- _PROBLEM_
Copy out the passage below on foreign capital investment rules in full, word for word.

- _TEXT TO READ_
The activities of a foreign capital investment company must be approved by the Capital Investment Coordination Board (BKPM) and/or, if applicable, its regional equivalent.
The criteria and conditions for business sectors open under certain conditions or which are closed to investment are separately regulated in a presidential regulation, which is commonly known as the Negative List of Investment (DNI). The most recent DNI was issued – and subsequently amended – in 2007. The DNI is valid for 3 (three) years as of the issuance date, unless amended within such period, and may be re-evaluated if required.
The current DNI divides the types of business sectors in the following structure: - Business sectors totally closed to foreign investment (which currently includes 23 business sectors).
Business sectors open under certain conditions, which include those: - reserved for small-scale and medium businesses and cooperatives;
requiring a local partner; - for which foreign capital participation is limited to a specific percentage;
limited to a specific location; - requiring a specific license;
- reserved for 100% domestic investment;
- for which foreign capital participation is limited to a specific percentage and that are limited to a specific location; and
- for which foreign capital participation is limited to a specific percentage and that require a specific license.
There is no statutory minimum of foreign investment. However, BKPM has its policy that for a manufacturing company, a minimum of US$ 500,000 is required and for a non-manufacturing company (service company) a minimum of US$ 250,000 is required.

- _DATA ENTRIES_
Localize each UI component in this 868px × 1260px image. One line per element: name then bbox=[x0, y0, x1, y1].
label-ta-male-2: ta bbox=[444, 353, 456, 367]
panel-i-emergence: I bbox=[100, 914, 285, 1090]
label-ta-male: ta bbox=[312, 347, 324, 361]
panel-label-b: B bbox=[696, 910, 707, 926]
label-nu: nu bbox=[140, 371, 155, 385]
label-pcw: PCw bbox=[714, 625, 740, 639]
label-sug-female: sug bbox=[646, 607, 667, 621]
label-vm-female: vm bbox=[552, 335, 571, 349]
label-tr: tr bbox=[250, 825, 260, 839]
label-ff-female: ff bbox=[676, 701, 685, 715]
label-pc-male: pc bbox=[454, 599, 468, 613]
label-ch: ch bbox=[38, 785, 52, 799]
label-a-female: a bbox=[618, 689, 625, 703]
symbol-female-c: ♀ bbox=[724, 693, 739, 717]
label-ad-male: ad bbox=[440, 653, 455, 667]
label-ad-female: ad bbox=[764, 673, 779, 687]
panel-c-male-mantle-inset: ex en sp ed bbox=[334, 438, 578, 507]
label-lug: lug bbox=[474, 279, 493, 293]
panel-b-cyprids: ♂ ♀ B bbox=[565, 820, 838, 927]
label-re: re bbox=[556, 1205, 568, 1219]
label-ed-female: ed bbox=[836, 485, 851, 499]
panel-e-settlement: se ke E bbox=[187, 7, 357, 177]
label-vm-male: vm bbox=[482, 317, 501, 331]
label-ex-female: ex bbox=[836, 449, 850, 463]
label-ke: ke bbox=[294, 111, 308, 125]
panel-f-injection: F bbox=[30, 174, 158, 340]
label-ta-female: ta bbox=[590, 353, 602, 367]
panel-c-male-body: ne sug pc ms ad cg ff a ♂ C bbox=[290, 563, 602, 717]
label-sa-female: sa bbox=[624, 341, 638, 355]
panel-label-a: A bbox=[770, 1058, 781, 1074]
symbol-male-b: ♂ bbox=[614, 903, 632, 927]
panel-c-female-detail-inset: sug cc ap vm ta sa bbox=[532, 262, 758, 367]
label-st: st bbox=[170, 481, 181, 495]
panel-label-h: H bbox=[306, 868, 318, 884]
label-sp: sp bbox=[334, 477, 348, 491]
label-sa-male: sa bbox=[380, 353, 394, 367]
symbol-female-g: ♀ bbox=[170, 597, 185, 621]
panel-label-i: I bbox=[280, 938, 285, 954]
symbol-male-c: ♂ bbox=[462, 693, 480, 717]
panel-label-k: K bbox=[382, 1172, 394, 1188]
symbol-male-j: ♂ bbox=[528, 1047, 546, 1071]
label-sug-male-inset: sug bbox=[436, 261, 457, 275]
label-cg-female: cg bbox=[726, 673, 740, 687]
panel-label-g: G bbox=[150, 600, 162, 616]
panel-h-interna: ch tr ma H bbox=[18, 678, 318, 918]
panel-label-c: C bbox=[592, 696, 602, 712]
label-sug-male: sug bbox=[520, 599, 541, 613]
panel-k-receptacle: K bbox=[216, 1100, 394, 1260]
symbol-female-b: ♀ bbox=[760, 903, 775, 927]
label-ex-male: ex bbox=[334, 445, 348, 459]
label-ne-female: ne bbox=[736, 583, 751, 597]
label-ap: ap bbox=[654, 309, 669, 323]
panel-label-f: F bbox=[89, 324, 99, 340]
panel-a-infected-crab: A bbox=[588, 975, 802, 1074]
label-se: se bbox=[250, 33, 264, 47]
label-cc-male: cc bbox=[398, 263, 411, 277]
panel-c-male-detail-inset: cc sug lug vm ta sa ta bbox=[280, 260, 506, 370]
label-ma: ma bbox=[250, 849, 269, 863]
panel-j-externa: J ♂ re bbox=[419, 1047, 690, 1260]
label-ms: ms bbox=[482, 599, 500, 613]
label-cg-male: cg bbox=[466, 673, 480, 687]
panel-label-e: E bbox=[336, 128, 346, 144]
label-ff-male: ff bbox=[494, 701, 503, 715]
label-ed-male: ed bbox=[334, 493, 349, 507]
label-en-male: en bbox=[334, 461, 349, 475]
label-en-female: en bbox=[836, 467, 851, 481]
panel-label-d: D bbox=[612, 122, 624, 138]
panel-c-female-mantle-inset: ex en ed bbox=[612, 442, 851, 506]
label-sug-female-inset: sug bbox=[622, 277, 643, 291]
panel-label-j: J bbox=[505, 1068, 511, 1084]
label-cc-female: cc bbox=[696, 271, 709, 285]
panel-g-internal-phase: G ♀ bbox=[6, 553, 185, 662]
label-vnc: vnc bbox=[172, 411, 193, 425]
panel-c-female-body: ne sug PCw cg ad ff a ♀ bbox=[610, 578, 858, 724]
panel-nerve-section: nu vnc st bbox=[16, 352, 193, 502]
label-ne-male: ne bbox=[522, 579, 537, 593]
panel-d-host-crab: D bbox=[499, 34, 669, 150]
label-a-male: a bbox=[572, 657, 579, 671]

- _OUTPUT FOR THIS TASK_
The activities of a foreign capital investment company must be approved by the Capital Investment Coordination Board (BKPM) and/or, if applicable, its regional equivalent.
The criteria and conditions for business sectors open under certain conditions or which are closed to investment are separately regulated in a presidential regulation, which is commonly known as the Negative List of Investment (DNI). The most recent DNI was issued – and subsequently amended – in 2007. The DNI is valid for 3 (three) years as of the issuance date, unless amended within such period, and may be re-evaluated if required.
The current DNI divides the types of business sectors in the following structure: - Business sectors totally closed to foreign investment (which currently includes 23 business sectors).
Business sectors open under certain conditions, which include those: - reserved for small-scale and medium businesses and cooperatives;
requiring a local partner; - for which foreign capital participation is limited to a specific percentage;
limited to a specific location; - requiring a specific license;
- reserved for 100% domestic investment;
- for which foreign capital participation is limited to a specific percentage and that are limited to a specific location; and
- for which foreign capital participation is limited to a specific percentage and that require a specific license.
There is no statutory minimum of foreign investment. However, BKPM has its policy that for a manufacturing company, a minimum of US$ 500,000 is required and for a non-manufacturing company (service company) a minimum of US$ 250,000 is required.